• **Aim of the exercise**
Type out the items from the very first line through the line containing "ad-headline: RUBBING bbox=[993, 363, 1087, 385]", inclusive, reproducing each line without any change.

(Records drawn from a data source)
________________________

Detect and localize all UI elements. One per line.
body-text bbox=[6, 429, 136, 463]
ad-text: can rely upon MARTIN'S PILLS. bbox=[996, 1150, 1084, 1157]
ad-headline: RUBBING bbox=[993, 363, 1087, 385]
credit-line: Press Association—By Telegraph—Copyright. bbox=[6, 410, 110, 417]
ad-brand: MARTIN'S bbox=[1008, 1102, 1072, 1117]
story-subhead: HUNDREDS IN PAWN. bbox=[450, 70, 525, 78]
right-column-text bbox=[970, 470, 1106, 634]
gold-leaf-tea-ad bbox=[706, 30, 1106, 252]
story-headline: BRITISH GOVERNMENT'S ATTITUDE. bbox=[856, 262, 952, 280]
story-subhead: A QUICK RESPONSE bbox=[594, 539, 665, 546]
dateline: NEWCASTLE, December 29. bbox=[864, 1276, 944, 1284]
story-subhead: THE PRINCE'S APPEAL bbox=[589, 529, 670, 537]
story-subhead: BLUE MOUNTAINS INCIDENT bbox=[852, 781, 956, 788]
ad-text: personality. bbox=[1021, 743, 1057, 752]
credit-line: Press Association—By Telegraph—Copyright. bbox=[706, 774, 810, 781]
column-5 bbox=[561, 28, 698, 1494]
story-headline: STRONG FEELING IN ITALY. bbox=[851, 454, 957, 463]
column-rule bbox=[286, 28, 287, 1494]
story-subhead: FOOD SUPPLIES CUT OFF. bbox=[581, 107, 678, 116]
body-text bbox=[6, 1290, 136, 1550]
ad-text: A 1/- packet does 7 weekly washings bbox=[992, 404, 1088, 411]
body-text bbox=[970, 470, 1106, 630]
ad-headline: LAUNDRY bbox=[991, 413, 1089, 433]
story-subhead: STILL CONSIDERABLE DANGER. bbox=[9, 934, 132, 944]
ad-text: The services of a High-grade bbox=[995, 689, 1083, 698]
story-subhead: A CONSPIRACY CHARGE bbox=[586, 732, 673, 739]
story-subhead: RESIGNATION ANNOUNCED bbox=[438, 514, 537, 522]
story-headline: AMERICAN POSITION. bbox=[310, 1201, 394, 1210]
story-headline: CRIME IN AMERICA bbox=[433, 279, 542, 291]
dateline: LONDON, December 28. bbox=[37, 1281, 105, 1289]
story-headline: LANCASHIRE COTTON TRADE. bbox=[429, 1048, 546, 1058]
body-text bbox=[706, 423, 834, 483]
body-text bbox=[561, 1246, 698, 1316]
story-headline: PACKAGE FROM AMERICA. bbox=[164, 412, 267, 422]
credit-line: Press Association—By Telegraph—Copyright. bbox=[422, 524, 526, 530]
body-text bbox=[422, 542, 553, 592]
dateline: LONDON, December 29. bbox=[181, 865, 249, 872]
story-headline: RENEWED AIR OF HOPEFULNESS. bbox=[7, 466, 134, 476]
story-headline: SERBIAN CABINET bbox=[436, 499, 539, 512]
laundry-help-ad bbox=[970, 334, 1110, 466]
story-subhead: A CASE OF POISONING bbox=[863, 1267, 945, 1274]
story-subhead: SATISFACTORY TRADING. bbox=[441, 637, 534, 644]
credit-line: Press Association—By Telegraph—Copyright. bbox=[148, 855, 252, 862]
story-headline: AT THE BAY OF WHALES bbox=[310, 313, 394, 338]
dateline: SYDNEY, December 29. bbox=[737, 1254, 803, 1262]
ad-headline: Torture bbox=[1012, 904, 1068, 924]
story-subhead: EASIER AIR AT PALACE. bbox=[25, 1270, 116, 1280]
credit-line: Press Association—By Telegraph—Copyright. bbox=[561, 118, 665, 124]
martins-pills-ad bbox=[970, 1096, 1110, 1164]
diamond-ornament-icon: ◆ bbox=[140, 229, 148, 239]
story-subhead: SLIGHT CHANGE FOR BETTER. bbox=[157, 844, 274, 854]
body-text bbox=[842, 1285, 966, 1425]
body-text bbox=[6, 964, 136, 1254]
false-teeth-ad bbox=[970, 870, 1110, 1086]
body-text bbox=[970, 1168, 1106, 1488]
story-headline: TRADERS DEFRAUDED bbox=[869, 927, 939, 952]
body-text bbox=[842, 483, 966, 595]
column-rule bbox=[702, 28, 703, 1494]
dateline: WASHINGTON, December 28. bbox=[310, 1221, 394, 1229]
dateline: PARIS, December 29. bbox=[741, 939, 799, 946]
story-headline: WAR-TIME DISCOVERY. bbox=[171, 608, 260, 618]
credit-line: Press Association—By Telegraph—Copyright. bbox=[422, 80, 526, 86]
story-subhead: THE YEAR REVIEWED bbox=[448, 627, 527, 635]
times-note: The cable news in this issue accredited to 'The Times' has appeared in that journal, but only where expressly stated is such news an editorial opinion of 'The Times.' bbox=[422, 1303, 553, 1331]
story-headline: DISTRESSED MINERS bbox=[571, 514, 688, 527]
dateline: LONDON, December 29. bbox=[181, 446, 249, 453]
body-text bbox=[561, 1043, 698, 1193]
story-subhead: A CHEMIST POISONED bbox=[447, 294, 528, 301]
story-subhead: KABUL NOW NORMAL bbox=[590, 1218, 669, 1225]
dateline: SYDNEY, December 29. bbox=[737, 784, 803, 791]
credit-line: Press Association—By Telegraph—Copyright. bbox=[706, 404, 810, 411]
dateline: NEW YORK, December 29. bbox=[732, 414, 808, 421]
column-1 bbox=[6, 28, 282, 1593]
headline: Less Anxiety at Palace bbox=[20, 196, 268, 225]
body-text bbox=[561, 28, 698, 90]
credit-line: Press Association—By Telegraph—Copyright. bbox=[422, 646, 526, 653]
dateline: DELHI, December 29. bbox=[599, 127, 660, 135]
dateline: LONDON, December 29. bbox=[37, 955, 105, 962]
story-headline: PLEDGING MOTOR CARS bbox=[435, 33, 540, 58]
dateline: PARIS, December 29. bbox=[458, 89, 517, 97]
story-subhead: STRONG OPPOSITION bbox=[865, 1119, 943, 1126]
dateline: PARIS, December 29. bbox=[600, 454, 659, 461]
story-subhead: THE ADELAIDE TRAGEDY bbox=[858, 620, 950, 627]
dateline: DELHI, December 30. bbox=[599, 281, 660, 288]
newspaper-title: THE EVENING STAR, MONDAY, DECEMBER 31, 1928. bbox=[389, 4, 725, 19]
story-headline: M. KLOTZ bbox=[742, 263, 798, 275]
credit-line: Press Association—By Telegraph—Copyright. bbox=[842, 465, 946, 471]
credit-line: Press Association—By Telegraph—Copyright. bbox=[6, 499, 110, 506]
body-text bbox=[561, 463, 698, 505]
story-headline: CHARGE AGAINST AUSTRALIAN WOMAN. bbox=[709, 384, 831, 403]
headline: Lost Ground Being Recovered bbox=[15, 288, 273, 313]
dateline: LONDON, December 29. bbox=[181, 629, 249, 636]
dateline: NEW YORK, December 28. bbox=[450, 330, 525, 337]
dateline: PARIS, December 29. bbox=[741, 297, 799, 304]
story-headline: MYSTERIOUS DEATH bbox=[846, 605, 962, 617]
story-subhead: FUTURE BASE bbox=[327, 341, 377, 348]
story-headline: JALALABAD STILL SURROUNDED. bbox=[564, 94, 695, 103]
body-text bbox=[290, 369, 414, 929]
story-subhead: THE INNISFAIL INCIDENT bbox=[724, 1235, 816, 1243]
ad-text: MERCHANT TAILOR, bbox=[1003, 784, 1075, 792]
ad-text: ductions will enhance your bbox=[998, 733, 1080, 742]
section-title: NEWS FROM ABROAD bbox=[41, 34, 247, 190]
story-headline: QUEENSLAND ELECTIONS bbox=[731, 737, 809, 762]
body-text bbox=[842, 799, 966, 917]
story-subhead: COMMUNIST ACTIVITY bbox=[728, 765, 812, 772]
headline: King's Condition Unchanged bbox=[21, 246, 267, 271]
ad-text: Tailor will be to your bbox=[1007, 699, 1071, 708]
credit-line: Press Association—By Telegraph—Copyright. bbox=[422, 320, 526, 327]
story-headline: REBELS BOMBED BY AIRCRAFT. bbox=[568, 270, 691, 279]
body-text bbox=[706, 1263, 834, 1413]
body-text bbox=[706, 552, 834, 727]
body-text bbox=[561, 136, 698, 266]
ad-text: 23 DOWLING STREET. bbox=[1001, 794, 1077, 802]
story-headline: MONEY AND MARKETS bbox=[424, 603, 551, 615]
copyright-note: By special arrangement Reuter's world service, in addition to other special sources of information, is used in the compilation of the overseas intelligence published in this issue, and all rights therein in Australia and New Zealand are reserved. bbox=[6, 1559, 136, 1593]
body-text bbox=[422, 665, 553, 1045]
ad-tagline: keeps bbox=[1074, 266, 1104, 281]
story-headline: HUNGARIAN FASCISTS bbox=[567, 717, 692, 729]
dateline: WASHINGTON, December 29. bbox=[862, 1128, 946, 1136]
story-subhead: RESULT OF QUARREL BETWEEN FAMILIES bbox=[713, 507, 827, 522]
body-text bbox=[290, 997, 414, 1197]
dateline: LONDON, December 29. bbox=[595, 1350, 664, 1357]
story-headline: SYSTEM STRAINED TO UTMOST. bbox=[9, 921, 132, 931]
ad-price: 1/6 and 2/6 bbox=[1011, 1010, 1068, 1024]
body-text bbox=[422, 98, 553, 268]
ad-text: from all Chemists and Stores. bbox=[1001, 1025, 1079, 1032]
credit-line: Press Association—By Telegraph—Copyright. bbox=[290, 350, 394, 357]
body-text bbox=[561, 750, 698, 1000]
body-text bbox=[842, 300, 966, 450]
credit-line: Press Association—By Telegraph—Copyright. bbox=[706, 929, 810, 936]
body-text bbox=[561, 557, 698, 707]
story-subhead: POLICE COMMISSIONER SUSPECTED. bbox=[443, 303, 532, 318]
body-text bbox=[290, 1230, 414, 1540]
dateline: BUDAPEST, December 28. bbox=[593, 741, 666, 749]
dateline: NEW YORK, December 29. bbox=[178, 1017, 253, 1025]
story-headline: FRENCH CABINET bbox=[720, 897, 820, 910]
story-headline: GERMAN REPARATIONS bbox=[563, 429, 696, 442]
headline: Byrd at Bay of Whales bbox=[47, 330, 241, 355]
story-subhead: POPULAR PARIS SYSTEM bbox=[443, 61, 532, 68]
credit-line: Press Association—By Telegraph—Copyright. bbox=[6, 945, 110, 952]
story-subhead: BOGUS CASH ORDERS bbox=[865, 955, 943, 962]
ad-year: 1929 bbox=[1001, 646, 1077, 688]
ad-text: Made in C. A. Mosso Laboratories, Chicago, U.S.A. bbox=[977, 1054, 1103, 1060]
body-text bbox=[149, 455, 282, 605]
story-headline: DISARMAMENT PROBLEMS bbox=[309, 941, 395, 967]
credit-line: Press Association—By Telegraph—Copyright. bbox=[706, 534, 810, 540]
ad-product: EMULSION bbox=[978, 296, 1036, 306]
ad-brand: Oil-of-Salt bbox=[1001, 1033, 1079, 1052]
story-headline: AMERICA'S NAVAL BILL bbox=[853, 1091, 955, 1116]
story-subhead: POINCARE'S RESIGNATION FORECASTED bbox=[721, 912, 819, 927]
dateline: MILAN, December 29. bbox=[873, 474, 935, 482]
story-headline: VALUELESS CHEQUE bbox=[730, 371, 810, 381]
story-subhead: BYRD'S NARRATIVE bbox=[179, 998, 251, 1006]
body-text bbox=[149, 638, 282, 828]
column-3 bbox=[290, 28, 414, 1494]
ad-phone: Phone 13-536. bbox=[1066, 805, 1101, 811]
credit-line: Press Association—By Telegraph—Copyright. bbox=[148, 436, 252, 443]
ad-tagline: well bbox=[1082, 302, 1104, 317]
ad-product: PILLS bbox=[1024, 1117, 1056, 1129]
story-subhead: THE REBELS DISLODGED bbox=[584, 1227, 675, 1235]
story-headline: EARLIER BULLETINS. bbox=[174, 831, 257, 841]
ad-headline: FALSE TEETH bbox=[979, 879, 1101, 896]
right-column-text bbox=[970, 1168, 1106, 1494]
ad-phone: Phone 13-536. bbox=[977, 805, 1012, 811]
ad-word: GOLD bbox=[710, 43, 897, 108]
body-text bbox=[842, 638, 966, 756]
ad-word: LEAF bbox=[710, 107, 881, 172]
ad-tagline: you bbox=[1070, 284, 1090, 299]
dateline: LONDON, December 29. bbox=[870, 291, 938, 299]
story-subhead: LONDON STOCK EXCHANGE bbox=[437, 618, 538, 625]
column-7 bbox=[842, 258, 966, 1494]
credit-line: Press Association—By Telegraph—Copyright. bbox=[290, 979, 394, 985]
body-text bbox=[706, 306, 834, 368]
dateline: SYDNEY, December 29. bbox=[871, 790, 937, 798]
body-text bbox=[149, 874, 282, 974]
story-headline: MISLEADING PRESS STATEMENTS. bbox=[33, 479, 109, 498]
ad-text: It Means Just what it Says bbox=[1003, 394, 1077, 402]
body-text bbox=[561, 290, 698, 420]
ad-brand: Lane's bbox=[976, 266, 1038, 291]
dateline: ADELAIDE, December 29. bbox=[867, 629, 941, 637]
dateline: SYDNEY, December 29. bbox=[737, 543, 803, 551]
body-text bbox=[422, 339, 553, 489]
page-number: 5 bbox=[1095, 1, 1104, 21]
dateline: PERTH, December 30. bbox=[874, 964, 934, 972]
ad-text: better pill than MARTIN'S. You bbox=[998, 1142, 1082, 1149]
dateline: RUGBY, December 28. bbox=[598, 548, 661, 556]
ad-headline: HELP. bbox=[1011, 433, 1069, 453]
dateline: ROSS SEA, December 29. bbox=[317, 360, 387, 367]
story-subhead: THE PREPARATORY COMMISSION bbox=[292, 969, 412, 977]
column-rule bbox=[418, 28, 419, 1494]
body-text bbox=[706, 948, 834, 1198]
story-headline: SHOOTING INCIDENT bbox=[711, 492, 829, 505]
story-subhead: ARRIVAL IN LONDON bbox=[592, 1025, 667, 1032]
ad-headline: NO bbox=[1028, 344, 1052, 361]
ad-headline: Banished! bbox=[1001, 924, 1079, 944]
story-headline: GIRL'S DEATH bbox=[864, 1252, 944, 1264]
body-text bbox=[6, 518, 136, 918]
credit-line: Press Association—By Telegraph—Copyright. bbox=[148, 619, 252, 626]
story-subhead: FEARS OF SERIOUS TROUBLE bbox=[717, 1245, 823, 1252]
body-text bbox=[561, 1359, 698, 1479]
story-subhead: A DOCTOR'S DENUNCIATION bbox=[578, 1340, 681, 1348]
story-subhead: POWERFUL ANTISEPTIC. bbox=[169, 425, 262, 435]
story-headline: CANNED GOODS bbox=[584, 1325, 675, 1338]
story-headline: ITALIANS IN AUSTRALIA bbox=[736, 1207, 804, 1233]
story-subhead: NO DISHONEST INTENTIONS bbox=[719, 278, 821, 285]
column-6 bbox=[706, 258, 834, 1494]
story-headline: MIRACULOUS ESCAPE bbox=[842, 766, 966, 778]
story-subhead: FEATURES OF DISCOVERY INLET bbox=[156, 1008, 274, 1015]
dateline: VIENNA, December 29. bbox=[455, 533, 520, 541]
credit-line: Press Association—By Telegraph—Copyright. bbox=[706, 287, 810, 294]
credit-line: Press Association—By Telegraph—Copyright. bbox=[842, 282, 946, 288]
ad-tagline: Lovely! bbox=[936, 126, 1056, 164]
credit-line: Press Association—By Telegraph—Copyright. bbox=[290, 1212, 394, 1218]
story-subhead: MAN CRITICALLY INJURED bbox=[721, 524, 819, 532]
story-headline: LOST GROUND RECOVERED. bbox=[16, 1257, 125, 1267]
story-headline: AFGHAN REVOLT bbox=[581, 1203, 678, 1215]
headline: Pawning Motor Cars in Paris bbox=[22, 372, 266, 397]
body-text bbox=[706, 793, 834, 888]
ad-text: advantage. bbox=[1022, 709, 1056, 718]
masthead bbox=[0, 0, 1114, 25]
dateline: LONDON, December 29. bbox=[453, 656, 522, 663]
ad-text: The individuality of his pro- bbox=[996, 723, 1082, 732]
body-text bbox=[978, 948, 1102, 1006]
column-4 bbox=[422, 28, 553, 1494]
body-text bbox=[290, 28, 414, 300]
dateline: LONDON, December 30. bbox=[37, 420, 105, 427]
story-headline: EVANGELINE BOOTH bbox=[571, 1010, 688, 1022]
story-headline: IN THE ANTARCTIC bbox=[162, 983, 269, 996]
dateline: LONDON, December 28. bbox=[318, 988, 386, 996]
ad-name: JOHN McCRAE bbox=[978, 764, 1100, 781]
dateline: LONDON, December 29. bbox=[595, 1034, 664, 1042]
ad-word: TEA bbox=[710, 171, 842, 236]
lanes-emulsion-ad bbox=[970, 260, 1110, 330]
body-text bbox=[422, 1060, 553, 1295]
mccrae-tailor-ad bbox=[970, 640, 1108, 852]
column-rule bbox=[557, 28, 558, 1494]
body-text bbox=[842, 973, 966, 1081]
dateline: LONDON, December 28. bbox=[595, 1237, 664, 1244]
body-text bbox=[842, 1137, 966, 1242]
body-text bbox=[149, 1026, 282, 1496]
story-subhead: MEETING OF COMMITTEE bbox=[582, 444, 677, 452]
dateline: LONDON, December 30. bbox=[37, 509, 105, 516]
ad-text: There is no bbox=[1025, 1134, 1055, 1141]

________________________

• **Exercise solution**
Detect and localize all UI elements. One per line.
body-text bbox=[6, 429, 136, 463]
ad-text: can rely upon MARTIN'S PILLS. bbox=[996, 1150, 1084, 1157]
ad-headline: RUBBING bbox=[993, 363, 1087, 385]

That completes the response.